WHAT TO PRODUCE —
Below is a set of records. Repeat all of them exactly.

(begin)

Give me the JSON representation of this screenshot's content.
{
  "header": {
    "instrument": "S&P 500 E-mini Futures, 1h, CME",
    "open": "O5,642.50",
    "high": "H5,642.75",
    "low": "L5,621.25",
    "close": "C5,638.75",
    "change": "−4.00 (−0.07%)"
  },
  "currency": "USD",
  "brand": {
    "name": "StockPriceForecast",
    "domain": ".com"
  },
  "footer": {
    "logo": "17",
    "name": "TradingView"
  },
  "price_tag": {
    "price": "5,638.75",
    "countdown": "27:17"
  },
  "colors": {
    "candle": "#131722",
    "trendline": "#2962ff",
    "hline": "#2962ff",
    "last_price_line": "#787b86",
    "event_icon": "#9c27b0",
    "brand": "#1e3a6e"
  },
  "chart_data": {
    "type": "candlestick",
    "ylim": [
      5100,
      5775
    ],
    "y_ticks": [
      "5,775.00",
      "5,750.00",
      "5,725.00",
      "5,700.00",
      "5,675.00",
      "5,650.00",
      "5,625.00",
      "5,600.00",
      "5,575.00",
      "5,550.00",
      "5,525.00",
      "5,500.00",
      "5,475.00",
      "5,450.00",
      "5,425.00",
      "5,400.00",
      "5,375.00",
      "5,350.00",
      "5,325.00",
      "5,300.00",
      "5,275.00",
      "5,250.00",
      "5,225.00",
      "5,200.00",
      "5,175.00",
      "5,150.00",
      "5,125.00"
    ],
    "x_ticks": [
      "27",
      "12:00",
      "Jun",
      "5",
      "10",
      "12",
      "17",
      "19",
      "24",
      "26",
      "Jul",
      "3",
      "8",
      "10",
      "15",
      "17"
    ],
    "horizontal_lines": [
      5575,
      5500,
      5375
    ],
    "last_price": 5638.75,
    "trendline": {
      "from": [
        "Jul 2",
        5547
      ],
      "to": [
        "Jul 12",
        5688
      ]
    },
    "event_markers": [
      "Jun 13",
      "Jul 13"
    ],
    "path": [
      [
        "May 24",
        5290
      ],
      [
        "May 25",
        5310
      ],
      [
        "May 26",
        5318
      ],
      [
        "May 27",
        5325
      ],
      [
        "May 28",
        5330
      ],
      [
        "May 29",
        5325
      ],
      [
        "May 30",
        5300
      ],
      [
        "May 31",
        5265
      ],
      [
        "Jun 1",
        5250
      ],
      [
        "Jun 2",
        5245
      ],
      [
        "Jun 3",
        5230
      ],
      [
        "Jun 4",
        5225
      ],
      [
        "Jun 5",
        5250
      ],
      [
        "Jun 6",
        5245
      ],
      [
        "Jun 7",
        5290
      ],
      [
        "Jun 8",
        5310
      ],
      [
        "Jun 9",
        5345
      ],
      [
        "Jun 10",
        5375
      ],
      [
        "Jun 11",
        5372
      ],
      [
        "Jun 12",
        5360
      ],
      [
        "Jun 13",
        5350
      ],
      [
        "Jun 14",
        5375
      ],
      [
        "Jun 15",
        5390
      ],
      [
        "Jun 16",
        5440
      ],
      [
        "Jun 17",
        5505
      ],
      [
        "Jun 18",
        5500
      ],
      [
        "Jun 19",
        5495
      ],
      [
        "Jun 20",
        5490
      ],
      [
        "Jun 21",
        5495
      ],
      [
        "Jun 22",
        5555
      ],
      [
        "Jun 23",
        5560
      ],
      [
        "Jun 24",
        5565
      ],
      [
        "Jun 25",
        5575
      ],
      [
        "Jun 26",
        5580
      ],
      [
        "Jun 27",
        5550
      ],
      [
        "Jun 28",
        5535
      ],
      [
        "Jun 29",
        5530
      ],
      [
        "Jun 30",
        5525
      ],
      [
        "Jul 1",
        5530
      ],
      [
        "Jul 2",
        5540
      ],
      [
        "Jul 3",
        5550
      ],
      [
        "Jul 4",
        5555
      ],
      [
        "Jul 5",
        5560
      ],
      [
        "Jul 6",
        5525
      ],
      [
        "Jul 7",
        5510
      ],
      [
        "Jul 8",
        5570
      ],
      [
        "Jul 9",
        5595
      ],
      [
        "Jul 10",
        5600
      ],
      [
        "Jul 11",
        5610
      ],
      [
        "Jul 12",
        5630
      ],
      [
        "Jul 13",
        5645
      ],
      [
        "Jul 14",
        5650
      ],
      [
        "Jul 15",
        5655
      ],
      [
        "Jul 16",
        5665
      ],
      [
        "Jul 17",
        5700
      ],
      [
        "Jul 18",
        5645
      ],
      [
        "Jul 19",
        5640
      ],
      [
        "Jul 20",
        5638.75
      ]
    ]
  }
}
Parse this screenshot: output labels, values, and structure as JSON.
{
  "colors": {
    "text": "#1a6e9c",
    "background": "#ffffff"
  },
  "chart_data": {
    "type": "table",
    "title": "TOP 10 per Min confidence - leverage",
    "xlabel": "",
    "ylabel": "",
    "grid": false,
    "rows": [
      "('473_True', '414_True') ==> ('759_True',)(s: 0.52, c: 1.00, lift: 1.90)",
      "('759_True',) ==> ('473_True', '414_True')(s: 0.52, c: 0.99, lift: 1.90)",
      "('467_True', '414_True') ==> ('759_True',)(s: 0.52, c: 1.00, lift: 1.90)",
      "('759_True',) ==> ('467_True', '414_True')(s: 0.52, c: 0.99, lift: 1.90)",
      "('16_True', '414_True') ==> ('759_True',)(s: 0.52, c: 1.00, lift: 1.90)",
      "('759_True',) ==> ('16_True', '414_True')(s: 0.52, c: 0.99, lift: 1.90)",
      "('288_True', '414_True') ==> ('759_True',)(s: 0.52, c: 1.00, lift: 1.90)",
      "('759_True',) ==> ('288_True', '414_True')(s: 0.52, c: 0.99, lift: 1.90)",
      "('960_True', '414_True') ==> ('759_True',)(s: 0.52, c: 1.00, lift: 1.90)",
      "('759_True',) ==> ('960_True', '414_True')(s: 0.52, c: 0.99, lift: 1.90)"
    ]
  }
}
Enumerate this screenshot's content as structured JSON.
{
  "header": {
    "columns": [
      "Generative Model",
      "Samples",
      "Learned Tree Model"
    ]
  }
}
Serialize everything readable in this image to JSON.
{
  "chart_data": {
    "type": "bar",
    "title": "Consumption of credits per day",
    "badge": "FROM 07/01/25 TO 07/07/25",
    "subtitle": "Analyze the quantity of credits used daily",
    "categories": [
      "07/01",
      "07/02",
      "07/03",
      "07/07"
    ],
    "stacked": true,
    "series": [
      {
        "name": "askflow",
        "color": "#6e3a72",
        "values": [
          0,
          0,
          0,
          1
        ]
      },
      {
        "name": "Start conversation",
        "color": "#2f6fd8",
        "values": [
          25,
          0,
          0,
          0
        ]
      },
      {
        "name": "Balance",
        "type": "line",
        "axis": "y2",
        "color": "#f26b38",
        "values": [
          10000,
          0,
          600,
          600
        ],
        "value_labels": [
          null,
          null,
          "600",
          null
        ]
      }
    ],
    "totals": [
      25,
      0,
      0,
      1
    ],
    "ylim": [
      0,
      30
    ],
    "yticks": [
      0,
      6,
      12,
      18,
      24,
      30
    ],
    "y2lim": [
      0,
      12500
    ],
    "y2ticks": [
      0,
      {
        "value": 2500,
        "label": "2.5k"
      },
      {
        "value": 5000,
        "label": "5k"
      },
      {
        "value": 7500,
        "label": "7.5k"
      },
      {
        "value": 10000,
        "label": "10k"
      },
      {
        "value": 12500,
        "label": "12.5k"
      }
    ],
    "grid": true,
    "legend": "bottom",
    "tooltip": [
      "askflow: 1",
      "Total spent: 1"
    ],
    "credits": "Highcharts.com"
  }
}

(end)

FULL SOLUTION —
Give me the JSON representation of this screenshot's content.
{
  "header": {
    "instrument": "S&P 500 E-mini Futures, 1h, CME",
    "open": "O5,642.50",
    "high": "H5,642.75",
    "low": "L5,621.25",
    "close": "C5,638.75",
    "change": "−4.00 (−0.07%)"
  },
  "currency": "USD",
  "brand": {
    "name": "StockPriceForecast",
    "domain": ".com"
  },
  "footer": {
    "logo": "17",
    "name": "TradingView"
  },
  "price_tag": {
    "price": "5,638.75",
    "countdown": "27:17"
  },
  "colors": {
    "candle": "#131722",
    "trendline": "#2962ff",
    "hline": "#2962ff",
    "last_price_line": "#787b86",
    "event_icon": "#9c27b0",
    "brand": "#1e3a6e"
  },
  "chart_data": {
    "type": "candlestick",
    "ylim": [
      5100,
      5775
    ],
    "y_ticks": [
      "5,775.00",
      "5,750.00",
      "5,725.00",
      "5,700.00",
      "5,675.00",
      "5,650.00",
      "5,625.00",
      "5,600.00",
      "5,575.00",
      "5,550.00",
      "5,525.00",
      "5,500.00",
      "5,475.00",
      "5,450.00",
      "5,425.00",
      "5,400.00",
      "5,375.00",
      "5,350.00",
      "5,325.00",
      "5,300.00",
      "5,275.00",
      "5,250.00",
      "5,225.00",
      "5,200.00",
      "5,175.00",
      "5,150.00",
      "5,125.00"
    ],
    "x_ticks": [
      "27",
      "12:00",
      "Jun",
      "5",
      "10",
      "12",
      "17",
      "19",
      "24",
      "26",
      "Jul",
      "3",
      "8",
      "10",
      "15",
      "17"
    ],
    "horizontal_lines": [
      5575,
      5500,
      5375
    ],
    "last_price": 5638.75,
    "trendline": {
      "from": [
        "Jul 2",
        5547
      ],
      "to": [
        "Jul 12",
        5688
      ]
    },
    "event_markers": [
      "Jun 13",
      "Jul 13"
    ],
    "path": [
      [
        "May 24",
        5290
      ],
      [
        "May 25",
        5310
      ],
      [
        "May 26",
        5318
      ],
      [
        "May 27",
        5325
      ],
      [
        "May 28",
        5330
      ],
      [
        "May 29",
        5325
      ],
      [
        "May 30",
        5300
      ],
      [
        "May 31",
        5265
      ],
      [
        "Jun 1",
        5250
      ],
      [
        "Jun 2",
        5245
      ],
      [
        "Jun 3",
        5230
      ],
      [
        "Jun 4",
        5225
      ],
      [
        "Jun 5",
        5250
      ],
      [
        "Jun 6",
        5245
      ],
      [
        "Jun 7",
        5290
      ],
      [
        "Jun 8",
        5310
      ],
      [
        "Jun 9",
        5345
      ],
      [
        "Jun 10",
        5375
      ],
      [
        "Jun 11",
        5372
      ],
      [
        "Jun 12",
        5360
      ],
      [
        "Jun 13",
        5350
      ],
      [
        "Jun 14",
        5375
      ],
      [
        "Jun 15",
        5390
      ],
      [
        "Jun 16",
        5440
      ],
      [
        "Jun 17",
        5505
      ],
      [
        "Jun 18",
        5500
      ],
      [
        "Jun 19",
        5495
      ],
      [
        "Jun 20",
        5490
      ],
      [
        "Jun 21",
        5495
      ],
      [
        "Jun 22",
        5555
      ],
      [
        "Jun 23",
        5560
      ],
      [
        "Jun 24",
        5565
      ],
      [
        "Jun 25",
        5575
      ],
      [
        "Jun 26",
        5580
      ],
      [
        "Jun 27",
        5550
      ],
      [
        "Jun 28",
        5535
      ],
      [
        "Jun 29",
        5530
      ],
      [
        "Jun 30",
        5525
      ],
      [
        "Jul 1",
        5530
      ],
      [
        "Jul 2",
        5540
      ],
      [
        "Jul 3",
        5550
      ],
      [
        "Jul 4",
        5555
      ],
      [
        "Jul 5",
        5560
      ],
      [
        "Jul 6",
        5525
      ],
      [
        "Jul 7",
        5510
      ],
      [
        "Jul 8",
        5570
      ],
      [
        "Jul 9",
        5595
      ],
      [
        "Jul 10",
        5600
      ],
      [
        "Jul 11",
        5610
      ],
      [
        "Jul 12",
        5630
      ],
      [
        "Jul 13",
        5645
      ],
      [
        "Jul 14",
        5650
      ],
      [
        "Jul 15",
        5655
      ],
      [
        "Jul 16",
        5665
      ],
      [
        "Jul 17",
        5700
      ],
      [
        "Jul 18",
        5645
      ],
      [
        "Jul 19",
        5640
      ],
      [
        "Jul 20",
        5638.75
      ]
    ]
  }
}
Parse this screenshot: output labels, values, and structure as JSON.
{
  "colors": {
    "text": "#1a6e9c",
    "background": "#ffffff"
  },
  "chart_data": {
    "type": "table",
    "title": "TOP 10 per Min confidence - leverage",
    "xlabel": "",
    "ylabel": "",
    "grid": false,
    "rows": [
      "('473_True', '414_True') ==> ('759_True',)(s: 0.52, c: 1.00, lift: 1.90)",
      "('759_True',) ==> ('473_True', '414_True')(s: 0.52, c: 0.99, lift: 1.90)",
      "('467_True', '414_True') ==> ('759_True',)(s: 0.52, c: 1.00, lift: 1.90)",
      "('759_True',) ==> ('467_True', '414_True')(s: 0.52, c: 0.99, lift: 1.90)",
      "('16_True', '414_True') ==> ('759_True',)(s: 0.52, c: 1.00, lift: 1.90)",
      "('759_True',) ==> ('16_True', '414_True')(s: 0.52, c: 0.99, lift: 1.90)",
      "('288_True', '414_True') ==> ('759_True',)(s: 0.52, c: 1.00, lift: 1.90)",
      "('759_True',) ==> ('288_True', '414_True')(s: 0.52, c: 0.99, lift: 1.90)",
      "('960_True', '414_True') ==> ('759_True',)(s: 0.52, c: 1.00, lift: 1.90)",
      "('759_True',) ==> ('960_True', '414_True')(s: 0.52, c: 0.99, lift: 1.90)"
    ]
  }
}
Enumerate this screenshot's content as structured JSON.
{
  "header": {
    "columns": [
      "Generative Model",
      "Samples",
      "Learned Tree Model"
    ]
  }
}
Serialize everything readable in this image to JSON.
{
  "chart_data": {
    "type": "bar",
    "title": "Consumption of credits per day",
    "badge": "FROM 07/01/25 TO 07/07/25",
    "subtitle": "Analyze the quantity of credits used daily",
    "categories": [
      "07/01",
      "07/02",
      "07/03",
      "07/07"
    ],
    "stacked": true,
    "series": [
      {
        "name": "askflow",
        "color": "#6e3a72",
        "values": [
          0,
          0,
          0,
          1
        ]
      },
      {
        "name": "Start conversation",
        "color": "#2f6fd8",
        "values": [
          25,
          0,
          0,
          0
        ]
      },
      {
        "name": "Balance",
        "type": "line",
        "axis": "y2",
        "color": "#f26b38",
        "values": [
          10000,
          0,
          600,
          600
        ],
        "value_labels": [
          null,
          null,
          "600",
          null
        ]
      }
    ],
    "totals": [
      25,
      0,
      0,
      1
    ],
    "ylim": [
      0,
      30
    ],
    "yticks": [
      0,
      6,
      12,
      18,
      24,
      30
    ],
    "y2lim": [
      0,
      12500
    ],
    "y2ticks": [
      0,
      {
        "value": 2500,
        "label": "2.5k"
      },
      {
        "value": 5000,
        "label": "5k"
      },
      {
        "value": 7500,
        "label": "7.5k"
      },
      {
        "value": 10000,
        "label": "10k"
      },
      {
        "value": 12500,
        "label": "12.5k"
      }
    ],
    "grid": true,
    "legend": "bottom",
    "tooltip": [
      "askflow: 1",
      "Total spent: 1"
    ],
    "credits": "Highcharts.com"
  }
}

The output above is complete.